DATA IN THIS EXERCISE start

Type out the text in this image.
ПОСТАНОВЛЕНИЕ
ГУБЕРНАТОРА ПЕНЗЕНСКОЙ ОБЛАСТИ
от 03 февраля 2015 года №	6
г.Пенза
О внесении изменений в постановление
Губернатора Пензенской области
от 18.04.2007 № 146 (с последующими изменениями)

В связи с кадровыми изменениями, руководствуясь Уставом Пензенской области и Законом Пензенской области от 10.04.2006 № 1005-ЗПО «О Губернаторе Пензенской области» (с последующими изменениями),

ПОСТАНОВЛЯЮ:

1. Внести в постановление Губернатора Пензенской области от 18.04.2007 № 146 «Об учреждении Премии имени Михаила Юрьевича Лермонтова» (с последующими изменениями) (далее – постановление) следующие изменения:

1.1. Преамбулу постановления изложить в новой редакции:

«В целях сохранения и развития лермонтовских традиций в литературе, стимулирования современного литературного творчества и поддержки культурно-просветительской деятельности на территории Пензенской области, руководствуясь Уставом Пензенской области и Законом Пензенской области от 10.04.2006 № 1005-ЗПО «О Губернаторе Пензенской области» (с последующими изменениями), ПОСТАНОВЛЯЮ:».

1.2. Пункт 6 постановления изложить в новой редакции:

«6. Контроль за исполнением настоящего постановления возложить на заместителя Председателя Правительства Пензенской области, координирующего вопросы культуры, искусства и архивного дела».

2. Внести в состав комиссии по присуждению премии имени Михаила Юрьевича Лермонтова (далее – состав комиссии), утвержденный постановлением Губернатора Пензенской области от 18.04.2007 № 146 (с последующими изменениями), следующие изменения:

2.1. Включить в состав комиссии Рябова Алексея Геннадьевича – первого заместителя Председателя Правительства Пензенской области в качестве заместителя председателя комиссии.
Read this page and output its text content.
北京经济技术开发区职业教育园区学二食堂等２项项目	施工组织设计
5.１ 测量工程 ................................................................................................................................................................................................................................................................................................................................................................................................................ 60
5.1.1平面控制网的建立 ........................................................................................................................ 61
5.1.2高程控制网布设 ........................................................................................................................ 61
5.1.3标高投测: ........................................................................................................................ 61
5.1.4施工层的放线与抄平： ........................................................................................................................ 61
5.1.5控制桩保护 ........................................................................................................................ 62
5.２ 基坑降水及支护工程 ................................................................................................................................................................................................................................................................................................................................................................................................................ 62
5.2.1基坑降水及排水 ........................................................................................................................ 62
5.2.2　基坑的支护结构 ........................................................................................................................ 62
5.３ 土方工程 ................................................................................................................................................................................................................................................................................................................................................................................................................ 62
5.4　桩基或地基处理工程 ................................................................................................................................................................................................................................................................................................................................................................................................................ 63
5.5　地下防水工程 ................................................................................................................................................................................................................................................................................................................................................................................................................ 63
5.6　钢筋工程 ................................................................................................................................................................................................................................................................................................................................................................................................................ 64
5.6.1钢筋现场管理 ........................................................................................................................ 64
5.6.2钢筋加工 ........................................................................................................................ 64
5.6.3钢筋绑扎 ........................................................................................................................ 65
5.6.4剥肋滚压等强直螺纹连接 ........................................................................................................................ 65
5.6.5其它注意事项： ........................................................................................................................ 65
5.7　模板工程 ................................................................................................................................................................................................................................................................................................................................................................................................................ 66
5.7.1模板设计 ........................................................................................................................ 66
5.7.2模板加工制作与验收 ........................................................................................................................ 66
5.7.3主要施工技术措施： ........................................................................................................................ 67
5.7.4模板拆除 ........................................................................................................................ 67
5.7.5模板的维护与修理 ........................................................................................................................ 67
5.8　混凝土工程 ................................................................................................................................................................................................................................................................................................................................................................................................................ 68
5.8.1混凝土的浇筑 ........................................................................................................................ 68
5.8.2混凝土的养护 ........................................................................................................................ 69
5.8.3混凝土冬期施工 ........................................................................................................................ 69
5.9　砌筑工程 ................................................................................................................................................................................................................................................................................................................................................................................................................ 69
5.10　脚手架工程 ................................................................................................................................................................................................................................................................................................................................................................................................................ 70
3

DATA IN THIS EXERCISE end
DATA IN THIS EXERCISE start

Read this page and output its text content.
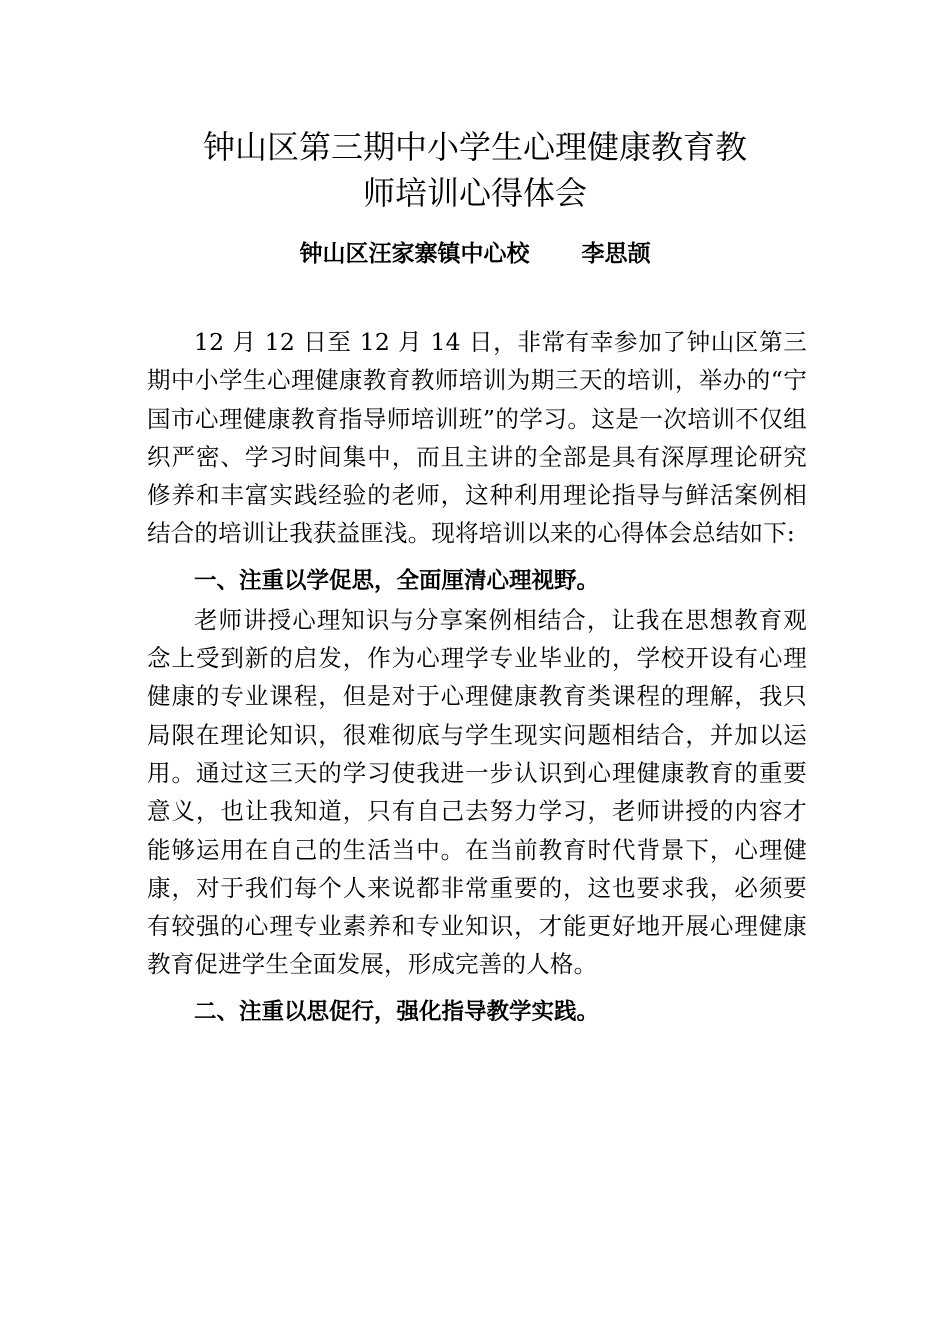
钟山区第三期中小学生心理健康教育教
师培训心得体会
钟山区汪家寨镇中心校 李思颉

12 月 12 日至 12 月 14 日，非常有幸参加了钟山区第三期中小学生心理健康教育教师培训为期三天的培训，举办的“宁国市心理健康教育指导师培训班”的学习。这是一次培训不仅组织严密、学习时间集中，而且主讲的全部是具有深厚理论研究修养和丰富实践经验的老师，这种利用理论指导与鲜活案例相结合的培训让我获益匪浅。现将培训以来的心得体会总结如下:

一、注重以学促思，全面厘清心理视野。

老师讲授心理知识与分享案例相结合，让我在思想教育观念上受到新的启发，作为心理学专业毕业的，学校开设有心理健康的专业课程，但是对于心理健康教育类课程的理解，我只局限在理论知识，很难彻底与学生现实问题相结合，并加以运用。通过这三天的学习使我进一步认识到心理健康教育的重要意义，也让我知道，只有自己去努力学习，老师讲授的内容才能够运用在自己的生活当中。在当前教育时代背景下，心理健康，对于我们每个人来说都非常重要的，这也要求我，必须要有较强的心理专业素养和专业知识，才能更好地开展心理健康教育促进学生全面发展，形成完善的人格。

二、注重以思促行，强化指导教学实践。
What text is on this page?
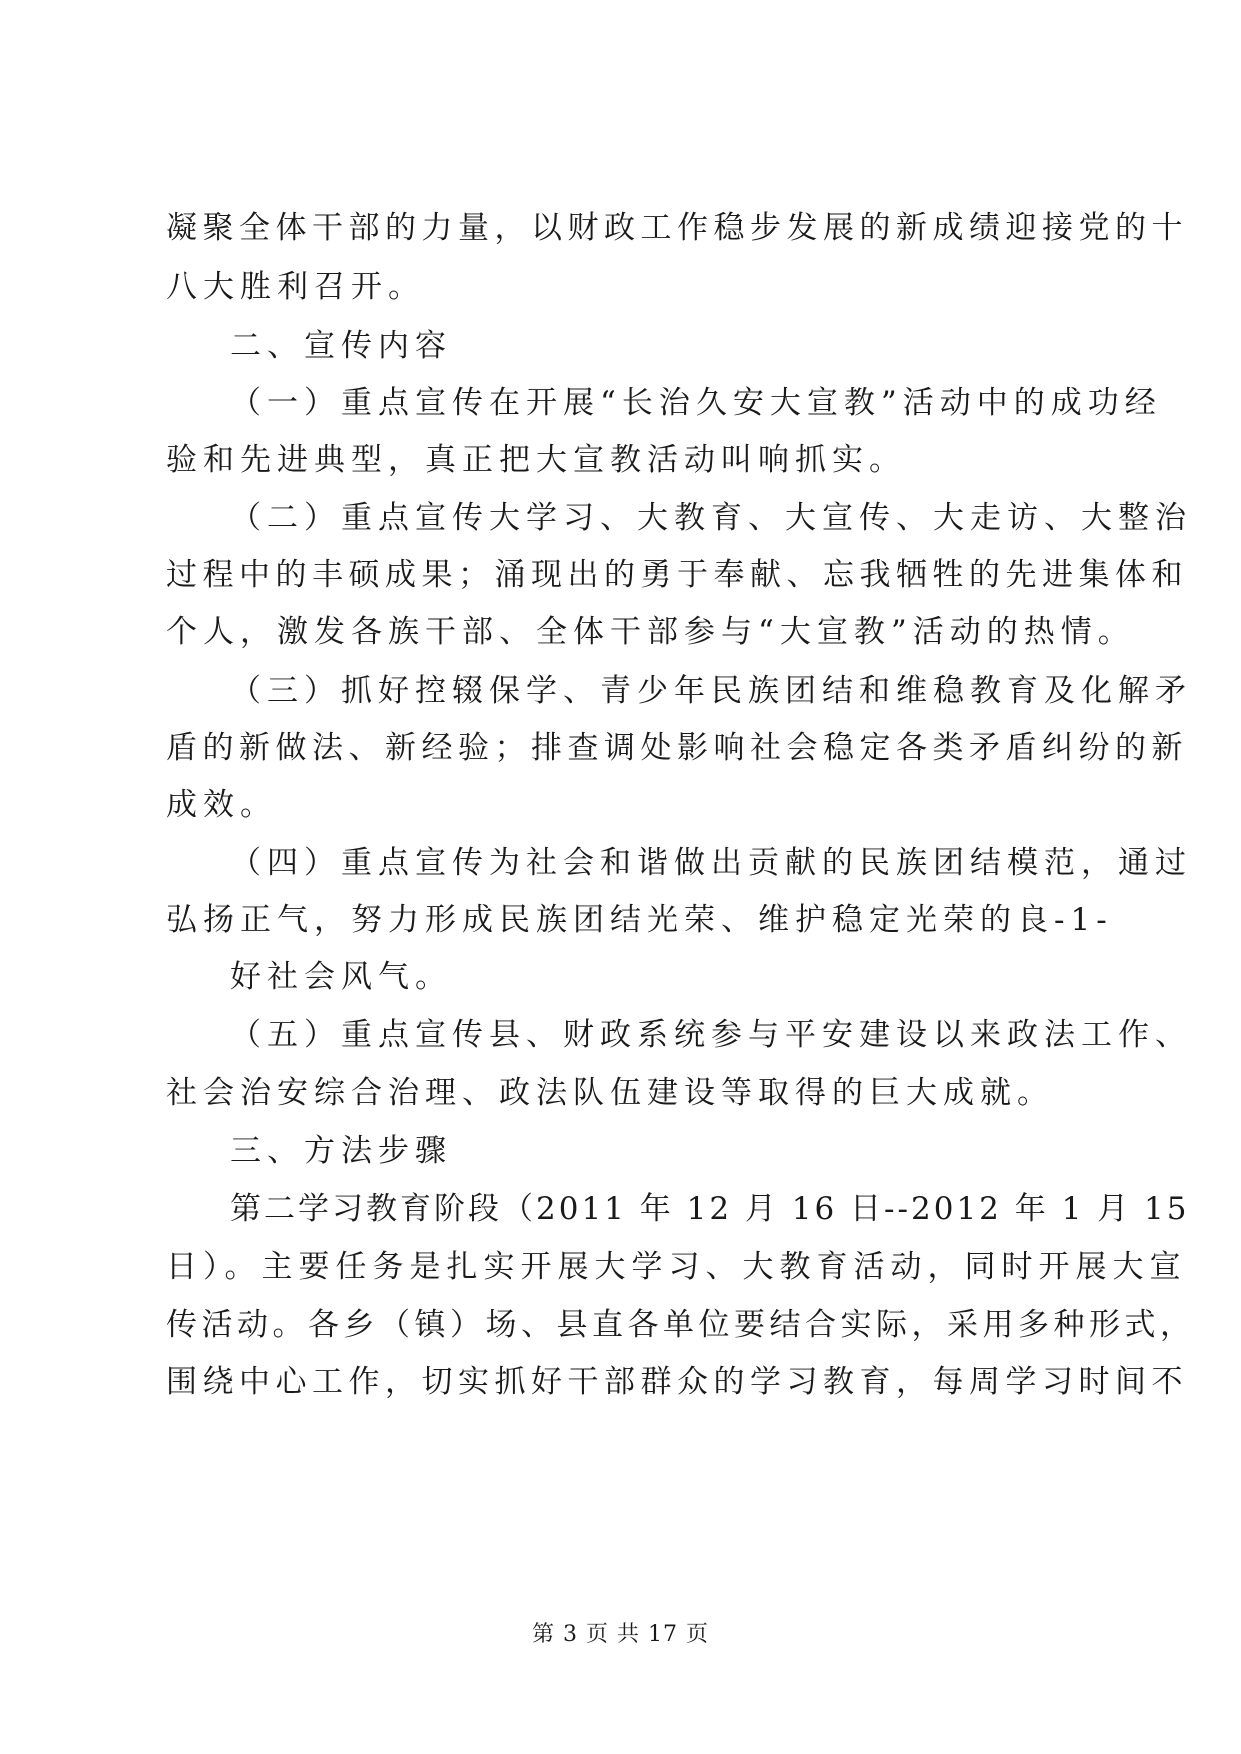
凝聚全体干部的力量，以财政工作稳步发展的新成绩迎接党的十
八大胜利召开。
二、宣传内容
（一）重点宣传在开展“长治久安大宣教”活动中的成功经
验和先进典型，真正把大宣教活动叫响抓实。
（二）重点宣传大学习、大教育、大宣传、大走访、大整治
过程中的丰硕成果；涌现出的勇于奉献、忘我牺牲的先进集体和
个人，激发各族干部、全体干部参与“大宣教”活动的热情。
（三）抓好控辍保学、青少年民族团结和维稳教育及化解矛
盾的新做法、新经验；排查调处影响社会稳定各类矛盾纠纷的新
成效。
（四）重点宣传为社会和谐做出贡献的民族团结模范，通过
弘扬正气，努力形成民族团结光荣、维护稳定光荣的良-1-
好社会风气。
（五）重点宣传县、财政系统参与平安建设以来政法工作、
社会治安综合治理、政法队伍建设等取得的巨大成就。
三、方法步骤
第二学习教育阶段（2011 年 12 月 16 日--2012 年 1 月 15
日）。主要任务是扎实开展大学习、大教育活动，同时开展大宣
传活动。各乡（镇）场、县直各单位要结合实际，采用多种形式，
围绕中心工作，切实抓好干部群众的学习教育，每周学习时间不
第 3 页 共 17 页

DATA IN THIS EXERCISE end

__AIM__: From the material above, copy each line that includes the word "далее".

__RESPONSE TO THE TASK__:
1. Внести в постановление Губернатора Пензенской области от 18.04.2007 № 146 «Об учреждении Премии имени Михаила Юрьевича Лермонтова» (с последующими изменениями) (далее – постановление) следующие изменения:
2. Внести в состав комиссии по присуждению премии имени Михаила Юрьевича Лермонтова (далее – состав комиссии), утвержденный постановлением Губернатора Пензенской области от 18.04.2007 № 146 (с последующими изменениями), следующие изменения:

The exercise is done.